## begin

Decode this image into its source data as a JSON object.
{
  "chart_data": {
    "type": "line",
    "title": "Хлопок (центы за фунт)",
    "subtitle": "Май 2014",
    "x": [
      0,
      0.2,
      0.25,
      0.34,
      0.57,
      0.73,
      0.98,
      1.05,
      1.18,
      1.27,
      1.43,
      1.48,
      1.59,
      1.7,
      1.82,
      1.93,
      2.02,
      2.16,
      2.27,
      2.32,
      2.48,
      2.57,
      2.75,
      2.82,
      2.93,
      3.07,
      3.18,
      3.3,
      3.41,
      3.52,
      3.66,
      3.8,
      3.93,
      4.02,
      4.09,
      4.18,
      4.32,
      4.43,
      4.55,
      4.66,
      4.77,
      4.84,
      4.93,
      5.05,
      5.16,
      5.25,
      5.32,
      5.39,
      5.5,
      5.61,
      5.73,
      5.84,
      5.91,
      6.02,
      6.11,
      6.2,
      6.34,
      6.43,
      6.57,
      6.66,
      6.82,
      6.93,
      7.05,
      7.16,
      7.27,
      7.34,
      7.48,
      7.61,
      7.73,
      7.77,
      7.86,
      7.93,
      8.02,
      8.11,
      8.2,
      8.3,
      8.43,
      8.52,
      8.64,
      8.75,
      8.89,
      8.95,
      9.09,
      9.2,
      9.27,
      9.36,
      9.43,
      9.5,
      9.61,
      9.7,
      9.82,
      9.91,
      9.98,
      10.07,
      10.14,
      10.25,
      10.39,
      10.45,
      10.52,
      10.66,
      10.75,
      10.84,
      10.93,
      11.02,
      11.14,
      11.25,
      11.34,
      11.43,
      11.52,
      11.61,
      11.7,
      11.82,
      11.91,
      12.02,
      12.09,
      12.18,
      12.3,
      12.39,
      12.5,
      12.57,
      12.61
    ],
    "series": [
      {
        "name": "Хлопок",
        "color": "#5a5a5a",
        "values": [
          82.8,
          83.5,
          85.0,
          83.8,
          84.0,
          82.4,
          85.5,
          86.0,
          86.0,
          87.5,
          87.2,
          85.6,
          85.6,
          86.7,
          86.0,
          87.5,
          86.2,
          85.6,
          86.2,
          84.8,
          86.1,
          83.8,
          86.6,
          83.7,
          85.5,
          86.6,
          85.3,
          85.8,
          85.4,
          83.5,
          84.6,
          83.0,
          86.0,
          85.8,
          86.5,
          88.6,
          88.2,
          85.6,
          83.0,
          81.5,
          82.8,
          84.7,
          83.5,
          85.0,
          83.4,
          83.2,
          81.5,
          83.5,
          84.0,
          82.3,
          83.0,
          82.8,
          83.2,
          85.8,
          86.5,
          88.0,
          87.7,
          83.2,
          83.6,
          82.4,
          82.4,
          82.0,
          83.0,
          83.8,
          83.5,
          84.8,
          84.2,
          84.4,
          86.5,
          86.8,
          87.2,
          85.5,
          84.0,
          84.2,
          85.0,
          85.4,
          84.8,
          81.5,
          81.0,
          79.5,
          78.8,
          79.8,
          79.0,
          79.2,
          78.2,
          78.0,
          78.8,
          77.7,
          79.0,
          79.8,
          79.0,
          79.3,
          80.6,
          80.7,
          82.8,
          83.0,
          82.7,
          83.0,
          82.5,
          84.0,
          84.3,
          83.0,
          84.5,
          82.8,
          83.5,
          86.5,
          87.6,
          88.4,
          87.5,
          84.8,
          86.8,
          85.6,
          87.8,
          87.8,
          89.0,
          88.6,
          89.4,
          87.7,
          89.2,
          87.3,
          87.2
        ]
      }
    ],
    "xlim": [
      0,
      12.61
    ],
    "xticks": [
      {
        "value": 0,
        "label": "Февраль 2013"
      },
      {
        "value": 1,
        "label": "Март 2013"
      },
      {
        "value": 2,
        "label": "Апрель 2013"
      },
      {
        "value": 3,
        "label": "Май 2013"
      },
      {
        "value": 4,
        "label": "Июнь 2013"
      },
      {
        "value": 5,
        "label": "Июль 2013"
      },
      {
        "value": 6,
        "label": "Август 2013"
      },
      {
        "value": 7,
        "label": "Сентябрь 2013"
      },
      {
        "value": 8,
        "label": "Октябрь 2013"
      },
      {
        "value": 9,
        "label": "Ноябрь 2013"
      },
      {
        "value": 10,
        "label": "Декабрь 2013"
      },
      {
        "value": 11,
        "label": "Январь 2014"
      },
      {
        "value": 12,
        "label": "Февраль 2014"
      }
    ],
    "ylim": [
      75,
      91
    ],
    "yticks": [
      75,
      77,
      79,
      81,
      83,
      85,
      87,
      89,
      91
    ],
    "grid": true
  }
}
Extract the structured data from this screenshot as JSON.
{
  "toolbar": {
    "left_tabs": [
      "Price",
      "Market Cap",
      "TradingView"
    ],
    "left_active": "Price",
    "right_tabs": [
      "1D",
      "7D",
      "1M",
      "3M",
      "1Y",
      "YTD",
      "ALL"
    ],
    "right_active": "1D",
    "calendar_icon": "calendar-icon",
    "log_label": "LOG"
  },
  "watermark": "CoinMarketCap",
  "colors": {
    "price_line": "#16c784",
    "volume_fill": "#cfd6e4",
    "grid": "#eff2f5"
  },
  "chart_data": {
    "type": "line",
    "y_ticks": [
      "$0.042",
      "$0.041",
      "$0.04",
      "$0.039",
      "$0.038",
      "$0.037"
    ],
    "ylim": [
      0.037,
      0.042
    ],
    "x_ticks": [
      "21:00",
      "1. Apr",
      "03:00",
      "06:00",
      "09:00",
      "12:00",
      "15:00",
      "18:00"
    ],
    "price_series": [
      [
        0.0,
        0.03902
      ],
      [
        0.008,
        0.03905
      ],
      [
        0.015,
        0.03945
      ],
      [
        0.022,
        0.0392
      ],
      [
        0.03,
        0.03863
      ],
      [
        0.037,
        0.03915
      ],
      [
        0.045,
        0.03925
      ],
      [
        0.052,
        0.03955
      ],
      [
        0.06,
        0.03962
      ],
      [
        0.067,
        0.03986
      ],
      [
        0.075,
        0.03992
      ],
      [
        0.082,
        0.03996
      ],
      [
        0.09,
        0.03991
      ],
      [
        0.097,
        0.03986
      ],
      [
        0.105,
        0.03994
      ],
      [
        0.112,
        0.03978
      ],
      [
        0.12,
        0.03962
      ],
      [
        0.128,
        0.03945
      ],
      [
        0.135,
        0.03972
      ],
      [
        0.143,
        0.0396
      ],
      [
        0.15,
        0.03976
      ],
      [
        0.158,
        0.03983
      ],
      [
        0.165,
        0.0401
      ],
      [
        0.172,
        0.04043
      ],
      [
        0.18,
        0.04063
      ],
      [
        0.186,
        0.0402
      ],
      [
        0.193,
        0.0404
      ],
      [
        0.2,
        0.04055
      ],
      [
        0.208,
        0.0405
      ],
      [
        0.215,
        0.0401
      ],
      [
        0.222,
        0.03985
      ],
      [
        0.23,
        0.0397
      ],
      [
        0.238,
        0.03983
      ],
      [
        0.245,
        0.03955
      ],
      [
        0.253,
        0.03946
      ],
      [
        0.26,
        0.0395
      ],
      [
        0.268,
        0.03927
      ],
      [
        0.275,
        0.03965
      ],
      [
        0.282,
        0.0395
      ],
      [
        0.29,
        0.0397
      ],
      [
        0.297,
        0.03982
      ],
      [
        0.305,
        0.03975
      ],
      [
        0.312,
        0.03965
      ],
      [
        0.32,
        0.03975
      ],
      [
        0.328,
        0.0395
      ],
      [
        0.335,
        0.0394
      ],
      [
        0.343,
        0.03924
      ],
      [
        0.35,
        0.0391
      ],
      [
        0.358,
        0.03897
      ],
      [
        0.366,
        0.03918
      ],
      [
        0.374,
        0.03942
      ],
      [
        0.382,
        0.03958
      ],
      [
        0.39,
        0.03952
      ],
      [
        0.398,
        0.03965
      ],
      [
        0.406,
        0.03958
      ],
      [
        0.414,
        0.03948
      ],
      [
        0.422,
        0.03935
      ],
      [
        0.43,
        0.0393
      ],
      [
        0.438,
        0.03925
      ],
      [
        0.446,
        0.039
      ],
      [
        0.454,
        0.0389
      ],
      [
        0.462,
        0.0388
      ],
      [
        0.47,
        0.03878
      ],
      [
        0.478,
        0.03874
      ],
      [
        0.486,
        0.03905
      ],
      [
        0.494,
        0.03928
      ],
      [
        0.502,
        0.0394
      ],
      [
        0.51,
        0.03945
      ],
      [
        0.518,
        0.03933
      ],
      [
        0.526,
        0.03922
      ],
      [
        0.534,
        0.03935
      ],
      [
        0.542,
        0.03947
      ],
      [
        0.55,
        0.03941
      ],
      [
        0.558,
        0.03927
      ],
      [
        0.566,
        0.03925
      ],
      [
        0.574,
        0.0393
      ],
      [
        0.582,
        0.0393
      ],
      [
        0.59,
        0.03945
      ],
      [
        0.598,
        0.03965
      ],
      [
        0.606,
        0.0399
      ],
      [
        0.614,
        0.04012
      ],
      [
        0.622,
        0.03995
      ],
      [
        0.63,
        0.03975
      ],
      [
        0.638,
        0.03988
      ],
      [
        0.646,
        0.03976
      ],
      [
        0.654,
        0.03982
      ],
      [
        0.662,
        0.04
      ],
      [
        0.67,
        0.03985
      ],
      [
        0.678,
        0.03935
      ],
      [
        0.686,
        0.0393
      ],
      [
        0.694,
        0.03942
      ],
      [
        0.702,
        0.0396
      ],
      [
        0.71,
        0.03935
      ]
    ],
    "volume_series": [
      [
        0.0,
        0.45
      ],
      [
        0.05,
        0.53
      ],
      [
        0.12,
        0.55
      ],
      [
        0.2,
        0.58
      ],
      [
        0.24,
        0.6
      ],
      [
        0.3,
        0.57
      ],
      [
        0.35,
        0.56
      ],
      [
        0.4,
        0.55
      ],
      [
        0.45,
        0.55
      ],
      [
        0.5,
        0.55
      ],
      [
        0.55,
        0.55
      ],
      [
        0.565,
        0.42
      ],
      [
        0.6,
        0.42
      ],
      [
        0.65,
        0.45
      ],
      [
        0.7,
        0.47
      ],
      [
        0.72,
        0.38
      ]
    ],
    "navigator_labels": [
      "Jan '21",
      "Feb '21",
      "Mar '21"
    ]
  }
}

## end

DIRECTIVE: Count up the lines in the listing that hold the word "Февраль", and give that number only.

COMPLETE ANSWER: 2